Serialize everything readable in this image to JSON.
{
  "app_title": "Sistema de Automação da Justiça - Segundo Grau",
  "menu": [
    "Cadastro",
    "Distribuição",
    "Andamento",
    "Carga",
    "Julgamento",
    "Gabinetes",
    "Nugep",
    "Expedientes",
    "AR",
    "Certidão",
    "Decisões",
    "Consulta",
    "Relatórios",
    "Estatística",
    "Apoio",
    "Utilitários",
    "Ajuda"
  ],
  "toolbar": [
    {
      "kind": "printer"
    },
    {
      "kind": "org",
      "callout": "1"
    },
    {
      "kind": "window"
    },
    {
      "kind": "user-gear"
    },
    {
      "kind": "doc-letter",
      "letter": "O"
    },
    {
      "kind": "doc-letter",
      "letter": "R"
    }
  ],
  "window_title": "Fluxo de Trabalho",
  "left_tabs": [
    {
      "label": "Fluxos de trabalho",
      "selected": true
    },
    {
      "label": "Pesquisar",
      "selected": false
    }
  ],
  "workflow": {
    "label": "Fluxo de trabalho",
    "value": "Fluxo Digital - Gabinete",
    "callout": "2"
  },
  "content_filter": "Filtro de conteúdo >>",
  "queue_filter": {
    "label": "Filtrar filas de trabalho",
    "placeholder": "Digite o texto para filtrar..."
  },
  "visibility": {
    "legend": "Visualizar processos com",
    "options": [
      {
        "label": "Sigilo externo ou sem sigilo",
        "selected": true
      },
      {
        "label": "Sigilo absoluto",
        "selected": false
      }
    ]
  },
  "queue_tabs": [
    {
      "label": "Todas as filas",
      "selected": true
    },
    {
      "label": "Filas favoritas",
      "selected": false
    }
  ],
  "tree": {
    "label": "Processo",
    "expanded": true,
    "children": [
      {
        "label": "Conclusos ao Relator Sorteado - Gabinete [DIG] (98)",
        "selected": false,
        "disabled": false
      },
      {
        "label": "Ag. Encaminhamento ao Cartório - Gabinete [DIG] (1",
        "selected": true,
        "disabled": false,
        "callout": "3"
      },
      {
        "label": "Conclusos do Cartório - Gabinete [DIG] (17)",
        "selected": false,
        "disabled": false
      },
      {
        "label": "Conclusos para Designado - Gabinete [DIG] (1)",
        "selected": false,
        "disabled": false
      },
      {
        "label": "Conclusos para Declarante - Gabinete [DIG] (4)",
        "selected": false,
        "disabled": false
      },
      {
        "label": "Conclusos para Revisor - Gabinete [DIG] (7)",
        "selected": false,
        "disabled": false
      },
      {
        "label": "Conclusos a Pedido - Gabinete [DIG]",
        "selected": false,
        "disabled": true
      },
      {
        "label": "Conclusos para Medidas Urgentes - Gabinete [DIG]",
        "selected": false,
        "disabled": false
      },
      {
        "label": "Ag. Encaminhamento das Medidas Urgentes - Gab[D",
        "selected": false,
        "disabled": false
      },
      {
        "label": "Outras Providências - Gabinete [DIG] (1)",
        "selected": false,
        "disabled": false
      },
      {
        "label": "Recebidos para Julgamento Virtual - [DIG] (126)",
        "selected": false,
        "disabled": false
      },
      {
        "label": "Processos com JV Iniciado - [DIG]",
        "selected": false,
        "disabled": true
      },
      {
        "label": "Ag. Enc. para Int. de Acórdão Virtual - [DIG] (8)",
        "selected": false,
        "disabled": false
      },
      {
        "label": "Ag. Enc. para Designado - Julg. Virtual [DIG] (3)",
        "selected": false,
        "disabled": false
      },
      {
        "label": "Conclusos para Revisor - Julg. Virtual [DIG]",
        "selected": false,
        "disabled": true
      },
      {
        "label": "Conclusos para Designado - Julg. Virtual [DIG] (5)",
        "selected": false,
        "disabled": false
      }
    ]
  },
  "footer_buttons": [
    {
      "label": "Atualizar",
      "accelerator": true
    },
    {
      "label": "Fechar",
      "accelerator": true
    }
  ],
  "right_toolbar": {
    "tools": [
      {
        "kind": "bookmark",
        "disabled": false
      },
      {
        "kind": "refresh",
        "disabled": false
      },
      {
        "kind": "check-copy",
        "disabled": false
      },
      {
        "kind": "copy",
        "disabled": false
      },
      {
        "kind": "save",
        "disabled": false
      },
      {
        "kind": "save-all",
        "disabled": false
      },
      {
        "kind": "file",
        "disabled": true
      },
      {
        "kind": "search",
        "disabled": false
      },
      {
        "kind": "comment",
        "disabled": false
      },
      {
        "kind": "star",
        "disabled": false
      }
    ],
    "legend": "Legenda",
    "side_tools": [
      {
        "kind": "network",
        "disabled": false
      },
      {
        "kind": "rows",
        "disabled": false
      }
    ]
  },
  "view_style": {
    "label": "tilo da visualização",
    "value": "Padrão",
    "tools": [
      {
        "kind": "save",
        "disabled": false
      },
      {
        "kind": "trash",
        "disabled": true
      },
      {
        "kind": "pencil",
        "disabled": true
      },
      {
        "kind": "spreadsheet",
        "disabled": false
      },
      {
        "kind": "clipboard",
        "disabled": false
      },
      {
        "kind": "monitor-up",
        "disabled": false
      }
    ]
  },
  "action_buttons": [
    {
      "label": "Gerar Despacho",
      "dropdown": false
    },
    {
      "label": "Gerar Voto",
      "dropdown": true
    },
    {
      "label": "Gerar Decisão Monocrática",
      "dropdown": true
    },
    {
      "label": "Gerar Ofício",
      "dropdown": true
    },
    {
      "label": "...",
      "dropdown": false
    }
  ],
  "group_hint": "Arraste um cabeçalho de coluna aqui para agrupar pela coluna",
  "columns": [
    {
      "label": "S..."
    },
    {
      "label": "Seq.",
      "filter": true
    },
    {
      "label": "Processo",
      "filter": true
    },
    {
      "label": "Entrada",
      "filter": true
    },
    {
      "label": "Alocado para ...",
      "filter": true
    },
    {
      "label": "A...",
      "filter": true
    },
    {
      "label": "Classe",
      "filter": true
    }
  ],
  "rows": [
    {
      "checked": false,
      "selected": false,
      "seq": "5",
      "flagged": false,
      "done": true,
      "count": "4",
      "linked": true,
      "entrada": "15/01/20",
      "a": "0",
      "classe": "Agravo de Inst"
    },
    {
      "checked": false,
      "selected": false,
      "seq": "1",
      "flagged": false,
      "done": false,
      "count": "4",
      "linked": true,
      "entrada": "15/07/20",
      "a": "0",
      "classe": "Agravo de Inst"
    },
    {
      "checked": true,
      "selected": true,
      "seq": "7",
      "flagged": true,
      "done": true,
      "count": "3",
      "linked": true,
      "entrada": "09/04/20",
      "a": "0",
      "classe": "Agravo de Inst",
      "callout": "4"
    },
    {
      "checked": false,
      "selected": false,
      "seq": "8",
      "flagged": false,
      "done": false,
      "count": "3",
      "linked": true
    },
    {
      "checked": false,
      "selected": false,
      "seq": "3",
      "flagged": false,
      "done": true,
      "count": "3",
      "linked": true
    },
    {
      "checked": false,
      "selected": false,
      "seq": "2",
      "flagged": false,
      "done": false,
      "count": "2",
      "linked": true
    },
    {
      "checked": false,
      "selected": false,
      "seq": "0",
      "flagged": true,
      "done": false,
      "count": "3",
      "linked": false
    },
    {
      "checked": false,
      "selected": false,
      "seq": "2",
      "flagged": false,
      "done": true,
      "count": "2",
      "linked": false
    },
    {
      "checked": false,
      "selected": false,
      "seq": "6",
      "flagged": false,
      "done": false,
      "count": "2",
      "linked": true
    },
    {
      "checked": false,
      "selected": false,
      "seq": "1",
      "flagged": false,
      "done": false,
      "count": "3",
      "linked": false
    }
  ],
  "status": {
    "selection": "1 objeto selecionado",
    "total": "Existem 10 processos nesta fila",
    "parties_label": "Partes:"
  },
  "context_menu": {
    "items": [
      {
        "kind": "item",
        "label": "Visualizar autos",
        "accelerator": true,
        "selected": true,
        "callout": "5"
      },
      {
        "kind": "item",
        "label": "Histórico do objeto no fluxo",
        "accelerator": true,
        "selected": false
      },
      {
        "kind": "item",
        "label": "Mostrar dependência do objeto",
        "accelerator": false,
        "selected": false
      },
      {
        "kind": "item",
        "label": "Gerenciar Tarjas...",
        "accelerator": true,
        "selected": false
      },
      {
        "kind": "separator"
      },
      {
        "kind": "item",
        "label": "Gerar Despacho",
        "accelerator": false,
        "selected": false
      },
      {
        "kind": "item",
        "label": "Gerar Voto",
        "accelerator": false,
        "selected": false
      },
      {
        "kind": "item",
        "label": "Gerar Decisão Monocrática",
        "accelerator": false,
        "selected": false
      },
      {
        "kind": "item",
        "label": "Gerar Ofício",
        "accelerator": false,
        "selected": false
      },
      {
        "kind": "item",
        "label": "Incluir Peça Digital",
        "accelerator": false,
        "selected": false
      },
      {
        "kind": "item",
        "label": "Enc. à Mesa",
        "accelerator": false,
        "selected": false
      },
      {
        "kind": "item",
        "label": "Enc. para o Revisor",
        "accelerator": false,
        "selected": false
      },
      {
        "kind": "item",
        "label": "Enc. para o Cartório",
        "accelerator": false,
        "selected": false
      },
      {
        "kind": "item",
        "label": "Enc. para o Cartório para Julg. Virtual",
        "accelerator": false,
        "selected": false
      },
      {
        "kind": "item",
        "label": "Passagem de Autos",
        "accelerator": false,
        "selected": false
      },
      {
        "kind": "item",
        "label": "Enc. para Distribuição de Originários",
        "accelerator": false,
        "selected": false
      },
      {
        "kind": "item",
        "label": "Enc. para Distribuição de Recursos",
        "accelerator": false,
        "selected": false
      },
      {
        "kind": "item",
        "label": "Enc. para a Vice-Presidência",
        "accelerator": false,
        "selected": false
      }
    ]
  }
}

====

◆ **SET EXERCISE**:
Say how many lines in the records hold "Ofício", with the number as the whole reply.

◆ **PROBLEM SOLUTION**:
2